▶ _Exercise objective_
Retype the line where "Give me a plain-text" appears and each line that follows it down to the last line of the records below. Leave the pictures out.

▶ _Working data_
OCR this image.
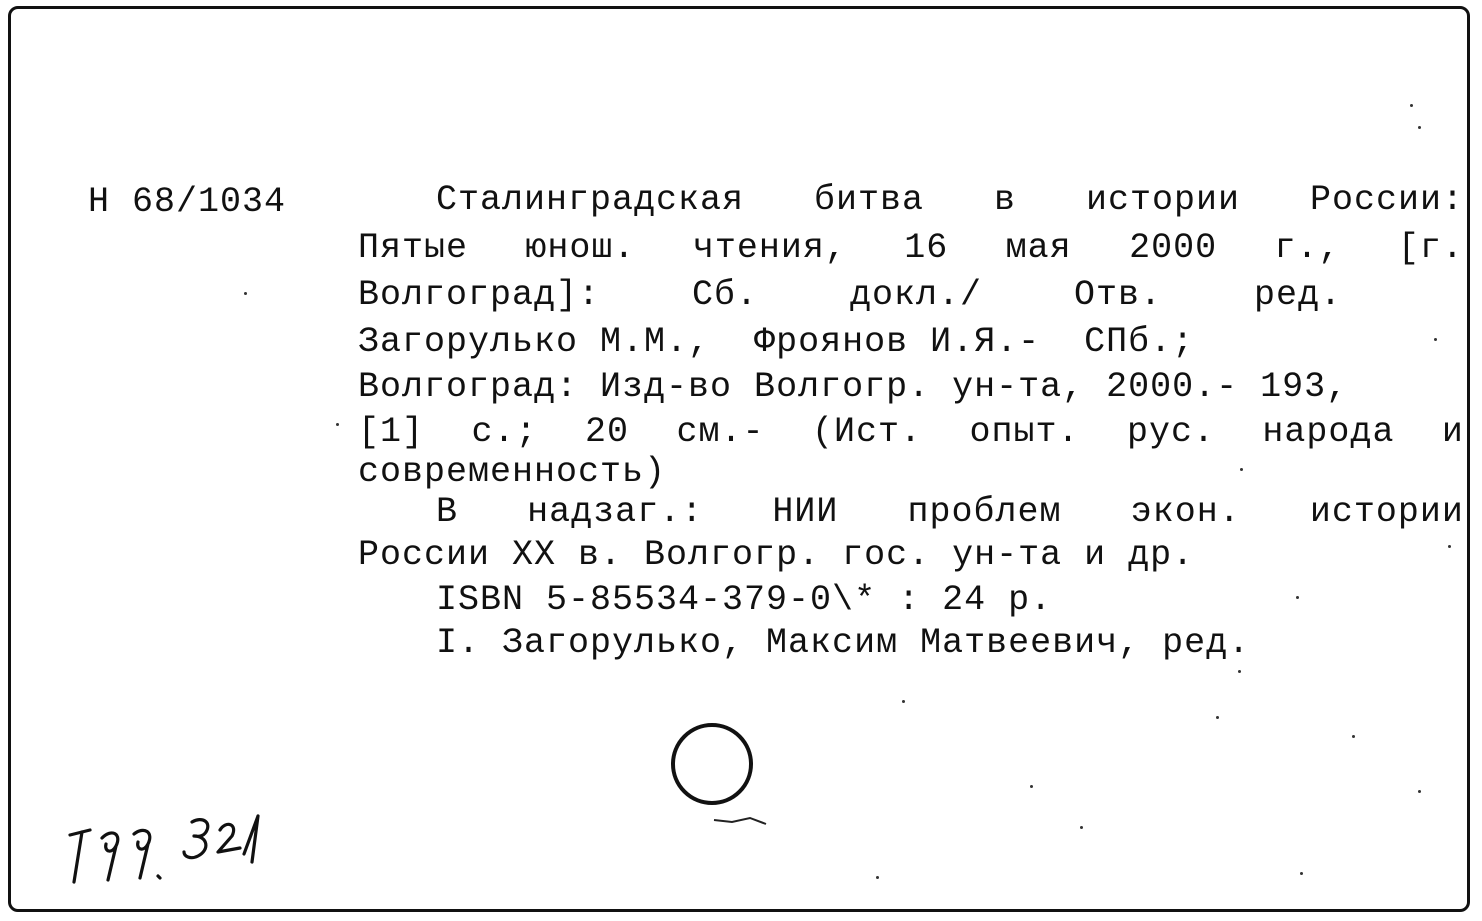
Н 68/1034	Сталинградская битва в истории России:
Пятые юнош. чтения, 16 мая 2000 г., [г.
Волгоград]:	Сб.	докл./	Отв.	ред.
Загорулько М.М.,  Фроянов И.Я.-  СПб.;
Волгоград: Изд-во Волгогр. ун-та, 2000.- 193,
[1] с.; 20 см.- (Ист. опыт. рус. народа и
современность)
В надзаг.: НИИ проблем экон. истории
России XX в. Волгогр. гос. ун-та и др.
ISBN 5-85534-379-0\* : 24 р.
I. Загорулько, Максим Матвеевич, ред.
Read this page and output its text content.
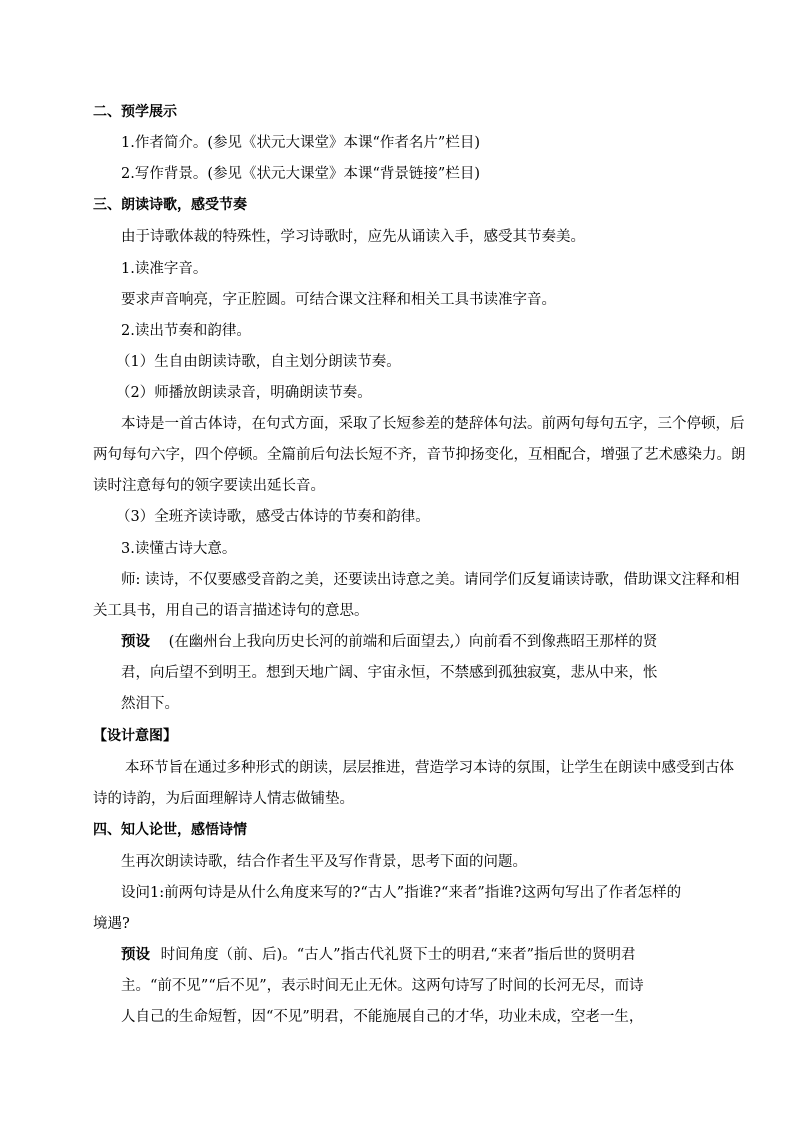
二、预学展示
1.作者简介。(参见《状元大课堂》本课“作者名片”栏目)
2.写作背景。(参见《状元大课堂》本课“背景链接”栏目)
三、朗读诗歌，感受节奏
由于诗歌体裁的特殊性，学习诗歌时，应先从诵读入手，感受其节奏美。
1.读准字音。
要求声音响亮，字正腔圆。可结合课文注释和相关工具书读准字音。
2.读出节奏和韵律。
（1）生自由朗读诗歌，自主划分朗读节奏。
（2）师播放朗读录音，明确朗读节奏。
本诗是一首古体诗，在句式方面，采取了长短参差的楚辞体句法。前两句每句五字，三个停顿，后
两句每句六字，四个停顿。全篇前后句法长短不齐，音节抑扬变化，互相配合，增强了艺术感染力。朗
读时注意每句的领字要读出延长音。
（3）全班齐读诗歌，感受古体诗的节奏和韵律。
3.读懂古诗大意。
师: 读诗，不仅要感受音韵之美，还要读出诗意之美。请同学们反复诵读诗歌，借助课文注释和相
关工具书，用自己的语言描述诗句的意思。
预设 (在幽州台上我向历史长河的前端和后面望去,）向前看不到像燕昭王那样的贤
君，向后望不到明王。想到天地广阔、宇宙永恒，不禁感到孤独寂寞，悲从中来，怅
然泪下。
【设计意图】
本环节旨在通过多种形式的朗读，层层推进，营造学习本诗的氛围，让学生在朗读中感受到古体
诗的诗韵，为后面理解诗人情志做铺垫。
四、知人论世，感悟诗情
生再次朗读诗歌，结合作者生平及写作背景，思考下面的问题。
设问1:前两句诗是从什么角度来写的?“古人”指谁?“来者”指谁?这两句写出了作者怎样的
境遇?
预设 时间角度（前、后)。“古人”指古代礼贤下士的明君,“来者”指后世的贤明君
主。“前不见”“后不见”，表示时间无止无休。这两句诗写了时间的长河无尽，而诗
人自己的生命短暂，因“不见”明君，不能施展自己的才华，功业未成，空老一生，
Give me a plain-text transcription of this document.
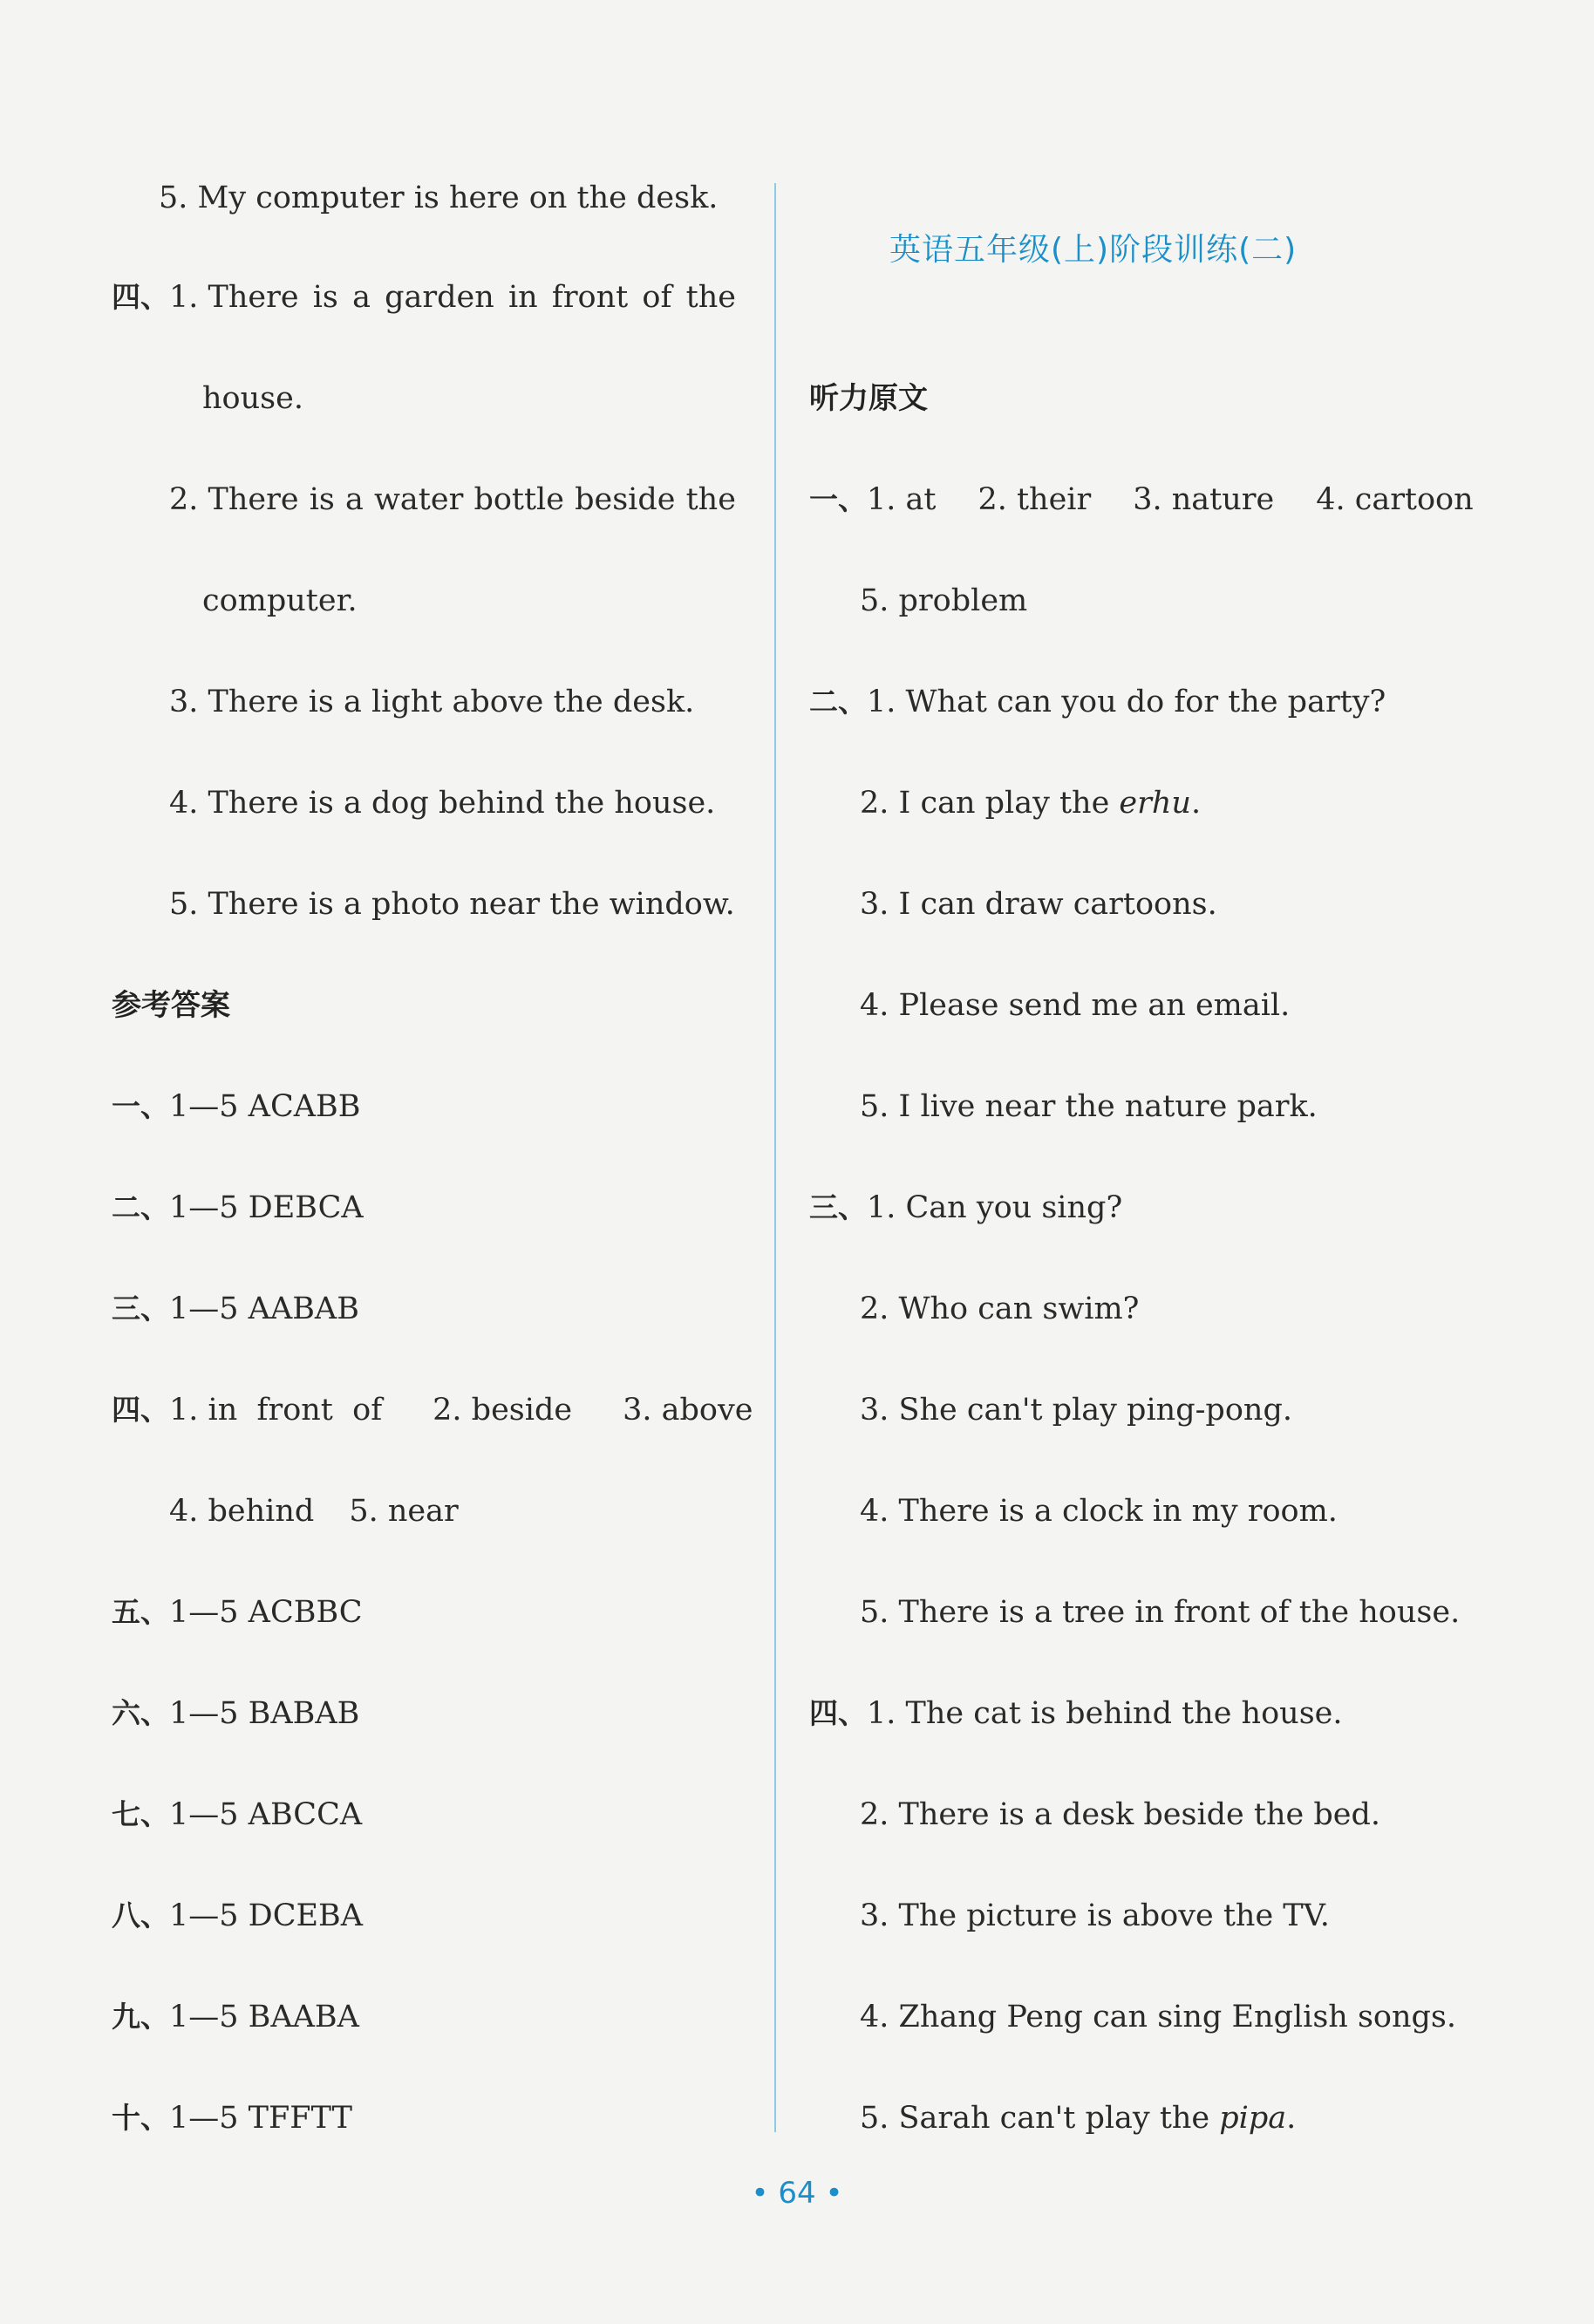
5. My computer is here on the desk.
四、1. There is a garden in front of the
house.
2. There is a water bottle beside the
computer.
3. There is a light above the desk.
4. There is a dog behind the house.
5. There is a photo near the window.
参考答案
一、1—5 ACABB
二、1—5 DEBCA
三、1—5 AABAB
四、1. in  front  of 2. beside 3. above
4. behind 5. near
五、1—5 ACBBC
六、1—5 BABAB
七、1—5 ABCCA
八、1—5 DCEBA
九、1—5 BAABA
十、1—5 TFFTT
英语五年级(上)阶段训练(二)
听力原文
一、1. at 2. their 3. nature 4. cartoon
5. problem
二、1. What can you do for the party?
2. I can play the erhu.
3. I can draw cartoons.
4. Please send me an email.
5. I live near the nature park.
三、1. Can you sing?
2. Who can swim?
3. She can't play ping-pong.
4. There is a clock in my room.
5. There is a tree in front of the house.
四、1. The cat is behind the house.
2. There is a desk beside the bed.
3. The picture is above the TV.
4. Zhang Peng can sing English songs.
5. Sarah can't play the pipa.
• 64 •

▶ _Complete output_
Give me a plain-text transcription of this document.
5. My computer is here on the desk.
四、1. There is a garden in front of the
house.
2. There is a water bottle beside the
computer.
3. There is a light above the desk.
4. There is a dog behind the house.
5. There is a photo near the window.
参考答案
一、1—5 ACABB
二、1—5 DEBCA
三、1—5 AABAB
四、1. in  front  of 2. beside 3. above
4. behind 5. near
五、1—5 ACBBC
六、1—5 BABAB
七、1—5 ABCCA
八、1—5 DCEBA
九、1—5 BAABA
十、1—5 TFFTT
英语五年级(上)阶段训练(二)
听力原文
一、1. at 2. their 3. nature 4. cartoon
5. problem
二、1. What can you do for the party?
2. I can play the erhu.
3. I can draw cartoons.
4. Please send me an email.
5. I live near the nature park.
三、1. Can you sing?
2. Who can swim?
3. She can't play ping-pong.
4. There is a clock in my room.
5. There is a tree in front of the house.
四、1. The cat is behind the house.
2. There is a desk beside the bed.
3. The picture is above the TV.
4. Zhang Peng can sing English songs.
5. Sarah can't play the pipa.
• 64 •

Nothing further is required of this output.